### [Data supplied]
# # # # # # #

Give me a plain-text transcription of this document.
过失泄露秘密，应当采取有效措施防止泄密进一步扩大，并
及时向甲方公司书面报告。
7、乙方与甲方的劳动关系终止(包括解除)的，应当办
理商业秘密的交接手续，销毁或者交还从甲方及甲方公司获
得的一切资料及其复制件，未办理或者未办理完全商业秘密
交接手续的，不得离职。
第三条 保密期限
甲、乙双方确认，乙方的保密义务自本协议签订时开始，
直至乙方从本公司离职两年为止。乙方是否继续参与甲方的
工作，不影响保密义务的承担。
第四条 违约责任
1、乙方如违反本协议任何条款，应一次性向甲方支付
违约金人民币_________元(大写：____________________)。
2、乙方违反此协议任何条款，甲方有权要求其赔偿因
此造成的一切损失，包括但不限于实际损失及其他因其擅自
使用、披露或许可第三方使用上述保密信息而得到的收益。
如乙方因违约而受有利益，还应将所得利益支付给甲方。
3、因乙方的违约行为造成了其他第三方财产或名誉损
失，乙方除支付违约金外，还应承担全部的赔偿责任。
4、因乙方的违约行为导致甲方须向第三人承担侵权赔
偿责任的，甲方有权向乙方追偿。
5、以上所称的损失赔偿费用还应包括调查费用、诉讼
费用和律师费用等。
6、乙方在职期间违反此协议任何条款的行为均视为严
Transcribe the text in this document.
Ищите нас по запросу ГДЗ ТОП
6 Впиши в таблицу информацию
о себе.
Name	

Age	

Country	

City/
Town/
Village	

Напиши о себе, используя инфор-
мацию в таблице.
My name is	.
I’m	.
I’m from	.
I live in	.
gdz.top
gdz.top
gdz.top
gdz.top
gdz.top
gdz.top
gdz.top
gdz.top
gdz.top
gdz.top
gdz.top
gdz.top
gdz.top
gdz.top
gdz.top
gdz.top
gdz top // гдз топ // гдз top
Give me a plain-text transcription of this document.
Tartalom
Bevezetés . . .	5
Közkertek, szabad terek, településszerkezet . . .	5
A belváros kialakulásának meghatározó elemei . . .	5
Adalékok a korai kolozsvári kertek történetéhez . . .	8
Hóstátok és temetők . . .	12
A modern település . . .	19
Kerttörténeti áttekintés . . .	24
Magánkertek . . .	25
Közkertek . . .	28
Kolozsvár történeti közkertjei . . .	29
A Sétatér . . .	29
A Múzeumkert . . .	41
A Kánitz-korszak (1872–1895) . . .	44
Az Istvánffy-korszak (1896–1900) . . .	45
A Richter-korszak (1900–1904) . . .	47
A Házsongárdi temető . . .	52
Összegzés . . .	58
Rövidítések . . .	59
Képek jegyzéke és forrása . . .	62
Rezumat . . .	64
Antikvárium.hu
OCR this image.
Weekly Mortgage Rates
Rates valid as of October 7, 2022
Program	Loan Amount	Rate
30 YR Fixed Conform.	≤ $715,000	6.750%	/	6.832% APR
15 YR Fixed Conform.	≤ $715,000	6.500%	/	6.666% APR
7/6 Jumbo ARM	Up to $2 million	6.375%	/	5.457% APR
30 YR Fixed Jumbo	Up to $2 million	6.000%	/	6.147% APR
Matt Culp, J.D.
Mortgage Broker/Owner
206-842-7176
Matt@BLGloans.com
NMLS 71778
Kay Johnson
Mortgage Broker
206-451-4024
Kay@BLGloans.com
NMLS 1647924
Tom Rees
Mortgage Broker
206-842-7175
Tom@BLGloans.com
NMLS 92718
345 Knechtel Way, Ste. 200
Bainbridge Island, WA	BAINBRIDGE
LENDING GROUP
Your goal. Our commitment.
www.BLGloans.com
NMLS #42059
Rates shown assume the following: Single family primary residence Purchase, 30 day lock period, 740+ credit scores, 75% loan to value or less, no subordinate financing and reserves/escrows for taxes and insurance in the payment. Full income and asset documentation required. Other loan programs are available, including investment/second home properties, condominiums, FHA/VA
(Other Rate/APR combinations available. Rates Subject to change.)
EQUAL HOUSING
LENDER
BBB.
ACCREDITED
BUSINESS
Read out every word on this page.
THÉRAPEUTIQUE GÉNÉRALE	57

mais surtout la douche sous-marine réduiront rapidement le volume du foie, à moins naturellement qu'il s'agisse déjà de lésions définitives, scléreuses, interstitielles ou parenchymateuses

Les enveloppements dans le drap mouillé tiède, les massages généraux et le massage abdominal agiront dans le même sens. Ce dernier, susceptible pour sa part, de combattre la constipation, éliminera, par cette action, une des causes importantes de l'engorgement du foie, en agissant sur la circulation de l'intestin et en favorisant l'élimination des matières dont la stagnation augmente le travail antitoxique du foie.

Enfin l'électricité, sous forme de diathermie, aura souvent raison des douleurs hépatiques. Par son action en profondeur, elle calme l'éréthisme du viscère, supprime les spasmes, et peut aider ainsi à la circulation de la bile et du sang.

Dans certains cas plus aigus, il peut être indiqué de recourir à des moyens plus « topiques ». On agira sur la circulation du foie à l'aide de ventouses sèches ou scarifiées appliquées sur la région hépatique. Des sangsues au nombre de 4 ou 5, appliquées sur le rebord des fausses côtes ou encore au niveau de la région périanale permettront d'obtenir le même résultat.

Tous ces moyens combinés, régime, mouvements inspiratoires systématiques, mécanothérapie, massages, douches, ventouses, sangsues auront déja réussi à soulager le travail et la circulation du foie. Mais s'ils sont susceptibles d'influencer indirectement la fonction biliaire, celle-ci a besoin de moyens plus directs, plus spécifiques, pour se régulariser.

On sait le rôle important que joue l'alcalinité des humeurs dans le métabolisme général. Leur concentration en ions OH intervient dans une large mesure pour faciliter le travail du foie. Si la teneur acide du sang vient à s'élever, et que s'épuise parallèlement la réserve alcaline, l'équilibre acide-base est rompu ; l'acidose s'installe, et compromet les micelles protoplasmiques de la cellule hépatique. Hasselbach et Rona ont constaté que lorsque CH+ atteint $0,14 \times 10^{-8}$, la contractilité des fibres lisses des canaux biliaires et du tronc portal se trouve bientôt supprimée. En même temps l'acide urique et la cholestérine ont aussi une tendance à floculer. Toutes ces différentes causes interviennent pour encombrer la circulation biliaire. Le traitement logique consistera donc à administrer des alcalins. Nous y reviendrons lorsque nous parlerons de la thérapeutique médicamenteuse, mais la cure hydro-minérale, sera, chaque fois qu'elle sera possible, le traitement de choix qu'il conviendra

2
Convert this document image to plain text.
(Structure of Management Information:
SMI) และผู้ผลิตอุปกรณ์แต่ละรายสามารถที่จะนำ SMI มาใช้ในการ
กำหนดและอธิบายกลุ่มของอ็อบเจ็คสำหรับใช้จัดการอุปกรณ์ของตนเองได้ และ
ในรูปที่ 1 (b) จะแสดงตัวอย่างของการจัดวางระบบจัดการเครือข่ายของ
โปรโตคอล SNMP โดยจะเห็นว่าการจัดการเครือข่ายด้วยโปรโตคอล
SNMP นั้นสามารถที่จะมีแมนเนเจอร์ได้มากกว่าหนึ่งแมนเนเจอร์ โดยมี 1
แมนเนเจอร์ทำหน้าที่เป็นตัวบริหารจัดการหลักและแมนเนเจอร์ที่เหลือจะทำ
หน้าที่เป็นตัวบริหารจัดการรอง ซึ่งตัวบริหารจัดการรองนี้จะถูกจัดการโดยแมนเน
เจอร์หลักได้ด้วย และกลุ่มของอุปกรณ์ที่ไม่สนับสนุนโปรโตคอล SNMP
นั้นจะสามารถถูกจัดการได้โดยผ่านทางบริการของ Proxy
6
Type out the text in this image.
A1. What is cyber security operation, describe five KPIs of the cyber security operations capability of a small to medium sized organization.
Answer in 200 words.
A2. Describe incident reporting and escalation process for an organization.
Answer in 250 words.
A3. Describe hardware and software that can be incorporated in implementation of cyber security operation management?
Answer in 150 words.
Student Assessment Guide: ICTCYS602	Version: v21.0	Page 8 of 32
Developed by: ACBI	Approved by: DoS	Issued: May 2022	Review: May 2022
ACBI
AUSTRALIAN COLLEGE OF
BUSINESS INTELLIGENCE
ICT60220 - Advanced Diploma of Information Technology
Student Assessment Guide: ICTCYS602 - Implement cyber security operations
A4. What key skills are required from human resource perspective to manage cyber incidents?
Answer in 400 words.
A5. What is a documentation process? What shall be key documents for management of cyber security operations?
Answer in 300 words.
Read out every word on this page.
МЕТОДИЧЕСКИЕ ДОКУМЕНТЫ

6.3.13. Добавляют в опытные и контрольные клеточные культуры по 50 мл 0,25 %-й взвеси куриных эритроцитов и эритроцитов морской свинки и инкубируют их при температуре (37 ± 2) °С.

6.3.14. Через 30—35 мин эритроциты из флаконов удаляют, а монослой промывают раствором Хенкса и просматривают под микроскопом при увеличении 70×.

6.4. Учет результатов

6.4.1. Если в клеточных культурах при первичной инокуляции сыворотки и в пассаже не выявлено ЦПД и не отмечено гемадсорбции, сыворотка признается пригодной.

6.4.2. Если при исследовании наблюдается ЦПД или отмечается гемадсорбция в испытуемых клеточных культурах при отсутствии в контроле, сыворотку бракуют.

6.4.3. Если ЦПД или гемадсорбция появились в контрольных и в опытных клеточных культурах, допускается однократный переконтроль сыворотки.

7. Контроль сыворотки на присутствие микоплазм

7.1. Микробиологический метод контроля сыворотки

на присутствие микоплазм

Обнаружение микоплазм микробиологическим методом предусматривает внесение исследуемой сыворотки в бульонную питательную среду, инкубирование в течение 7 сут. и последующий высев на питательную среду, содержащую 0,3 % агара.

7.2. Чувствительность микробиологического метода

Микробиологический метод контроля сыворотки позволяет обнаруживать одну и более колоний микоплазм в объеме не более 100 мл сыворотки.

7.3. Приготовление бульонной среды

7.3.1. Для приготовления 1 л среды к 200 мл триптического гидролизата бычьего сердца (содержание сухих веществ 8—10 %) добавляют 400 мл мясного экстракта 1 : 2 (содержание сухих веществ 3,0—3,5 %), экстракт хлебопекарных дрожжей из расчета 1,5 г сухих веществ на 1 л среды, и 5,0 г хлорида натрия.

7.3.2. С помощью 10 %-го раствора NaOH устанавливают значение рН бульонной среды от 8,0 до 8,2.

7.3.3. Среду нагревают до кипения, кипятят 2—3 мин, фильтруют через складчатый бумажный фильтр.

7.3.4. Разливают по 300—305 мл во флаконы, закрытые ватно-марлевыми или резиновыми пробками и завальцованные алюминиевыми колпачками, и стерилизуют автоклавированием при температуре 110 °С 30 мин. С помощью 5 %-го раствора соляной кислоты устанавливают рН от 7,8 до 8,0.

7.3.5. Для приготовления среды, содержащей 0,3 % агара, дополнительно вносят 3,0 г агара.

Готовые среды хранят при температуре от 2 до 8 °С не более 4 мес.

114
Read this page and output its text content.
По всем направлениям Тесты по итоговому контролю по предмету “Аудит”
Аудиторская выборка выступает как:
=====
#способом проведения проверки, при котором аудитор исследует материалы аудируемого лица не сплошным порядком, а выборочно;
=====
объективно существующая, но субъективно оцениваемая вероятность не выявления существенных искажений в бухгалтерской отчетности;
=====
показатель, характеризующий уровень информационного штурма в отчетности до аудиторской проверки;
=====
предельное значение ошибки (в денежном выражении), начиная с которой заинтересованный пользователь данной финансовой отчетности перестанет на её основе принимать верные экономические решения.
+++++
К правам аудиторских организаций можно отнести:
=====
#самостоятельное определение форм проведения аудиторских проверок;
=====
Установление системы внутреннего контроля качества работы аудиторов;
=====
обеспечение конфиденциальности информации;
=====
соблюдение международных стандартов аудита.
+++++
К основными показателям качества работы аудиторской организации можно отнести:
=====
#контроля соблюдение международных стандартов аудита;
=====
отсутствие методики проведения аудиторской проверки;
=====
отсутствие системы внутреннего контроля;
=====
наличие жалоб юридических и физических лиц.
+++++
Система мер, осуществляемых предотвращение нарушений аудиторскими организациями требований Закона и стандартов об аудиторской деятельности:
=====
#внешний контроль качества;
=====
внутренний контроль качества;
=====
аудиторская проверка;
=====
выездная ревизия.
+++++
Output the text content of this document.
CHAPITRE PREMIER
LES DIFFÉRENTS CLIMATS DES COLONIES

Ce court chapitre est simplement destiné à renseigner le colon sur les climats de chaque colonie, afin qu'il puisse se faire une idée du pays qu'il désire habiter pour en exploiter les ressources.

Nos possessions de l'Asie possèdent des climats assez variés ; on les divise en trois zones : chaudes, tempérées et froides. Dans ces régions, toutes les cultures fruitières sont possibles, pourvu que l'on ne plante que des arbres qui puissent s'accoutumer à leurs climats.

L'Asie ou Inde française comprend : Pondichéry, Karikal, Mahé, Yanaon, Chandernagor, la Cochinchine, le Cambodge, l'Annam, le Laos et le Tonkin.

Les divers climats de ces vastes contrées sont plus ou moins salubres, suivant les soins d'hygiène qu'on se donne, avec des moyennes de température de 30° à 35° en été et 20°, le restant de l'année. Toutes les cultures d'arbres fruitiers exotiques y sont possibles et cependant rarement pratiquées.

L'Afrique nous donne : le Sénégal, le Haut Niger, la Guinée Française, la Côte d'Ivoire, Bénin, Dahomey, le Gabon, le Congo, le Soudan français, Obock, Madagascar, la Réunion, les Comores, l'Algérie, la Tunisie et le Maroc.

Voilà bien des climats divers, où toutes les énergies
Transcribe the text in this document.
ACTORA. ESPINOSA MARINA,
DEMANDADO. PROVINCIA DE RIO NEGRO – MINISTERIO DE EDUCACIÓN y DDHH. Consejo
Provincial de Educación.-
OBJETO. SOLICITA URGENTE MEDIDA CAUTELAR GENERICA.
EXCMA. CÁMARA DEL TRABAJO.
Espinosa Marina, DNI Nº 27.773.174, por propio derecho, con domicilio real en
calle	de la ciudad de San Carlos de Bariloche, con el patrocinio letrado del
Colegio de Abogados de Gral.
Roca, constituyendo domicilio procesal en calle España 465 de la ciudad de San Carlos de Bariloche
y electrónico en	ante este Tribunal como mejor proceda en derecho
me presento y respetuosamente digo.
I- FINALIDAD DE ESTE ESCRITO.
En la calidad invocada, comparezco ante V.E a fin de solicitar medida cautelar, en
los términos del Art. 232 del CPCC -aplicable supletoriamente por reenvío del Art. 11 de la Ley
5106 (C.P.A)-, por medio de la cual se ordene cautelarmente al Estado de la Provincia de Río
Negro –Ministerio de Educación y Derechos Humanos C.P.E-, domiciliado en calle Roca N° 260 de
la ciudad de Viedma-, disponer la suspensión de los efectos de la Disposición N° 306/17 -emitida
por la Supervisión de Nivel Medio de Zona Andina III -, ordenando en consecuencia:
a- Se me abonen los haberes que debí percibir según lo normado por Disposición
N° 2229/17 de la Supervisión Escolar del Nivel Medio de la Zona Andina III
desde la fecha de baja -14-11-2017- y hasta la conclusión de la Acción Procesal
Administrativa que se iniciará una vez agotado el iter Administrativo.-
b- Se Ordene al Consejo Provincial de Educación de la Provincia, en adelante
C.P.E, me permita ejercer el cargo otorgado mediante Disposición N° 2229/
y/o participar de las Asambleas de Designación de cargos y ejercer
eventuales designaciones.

# # # # # # #

### [Given task]
Count each line of the entries that holds the word "проверки", then state the total and nothing more.

### [Written reply]
3